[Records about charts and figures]
= = = = = = =

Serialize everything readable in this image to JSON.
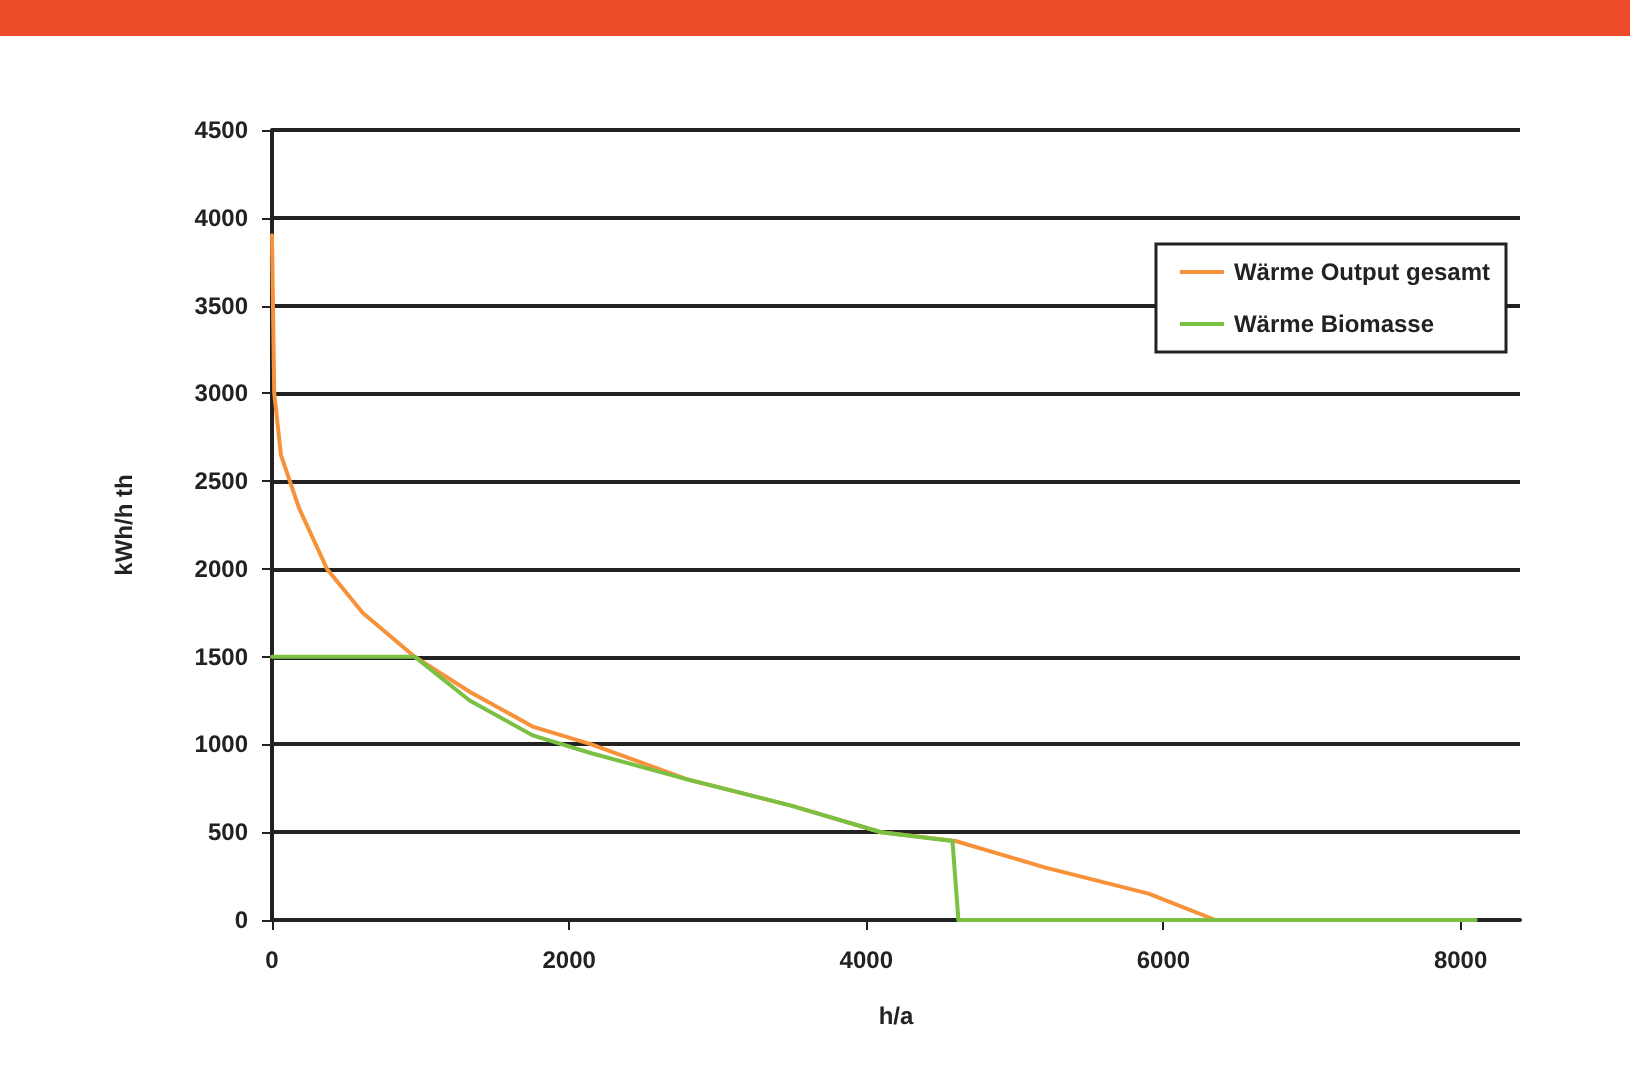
{
  "chart_data": {
    "type": "line",
    "xlabel": "h/a",
    "ylabel": "kWh/h th",
    "xlim": [
      0,
      8400
    ],
    "xticks": [
      0,
      2000,
      4000,
      6000,
      8000
    ],
    "ylim": [
      0,
      4500
    ],
    "yticks": [
      0,
      500,
      1000,
      1500,
      2000,
      2500,
      3000,
      3500,
      4000,
      4500
    ],
    "grid": "y",
    "legend": "top right",
    "marker": "none",
    "line_style": "solid",
    "series": [
      {
        "name": "Wärme Output gesamt",
        "color": "#f7923a",
        "x": [
          0,
          15,
          60,
          180,
          370,
          610,
          960,
          1330,
          1760,
          2150,
          2800,
          3500,
          4100,
          4600,
          5200,
          5900,
          6350,
          8100
        ],
        "values": [
          3900,
          3000,
          2650,
          2350,
          2000,
          1750,
          1500,
          1300,
          1100,
          1000,
          800,
          650,
          500,
          450,
          300,
          150,
          0,
          0
        ]
      },
      {
        "name": "Wärme Biomasse",
        "color": "#7ac143",
        "x": [
          0,
          960,
          1330,
          1760,
          2150,
          2800,
          3500,
          4100,
          4580,
          4620,
          8100
        ],
        "values": [
          1500,
          1500,
          1250,
          1050,
          950,
          800,
          650,
          500,
          450,
          0,
          0
        ]
      }
    ]
  }
}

= = = = = = =

▶ TASK DIRECTIONS:
Say only how many lines in the records carry the word "Wärme".

▶ REPLY:
2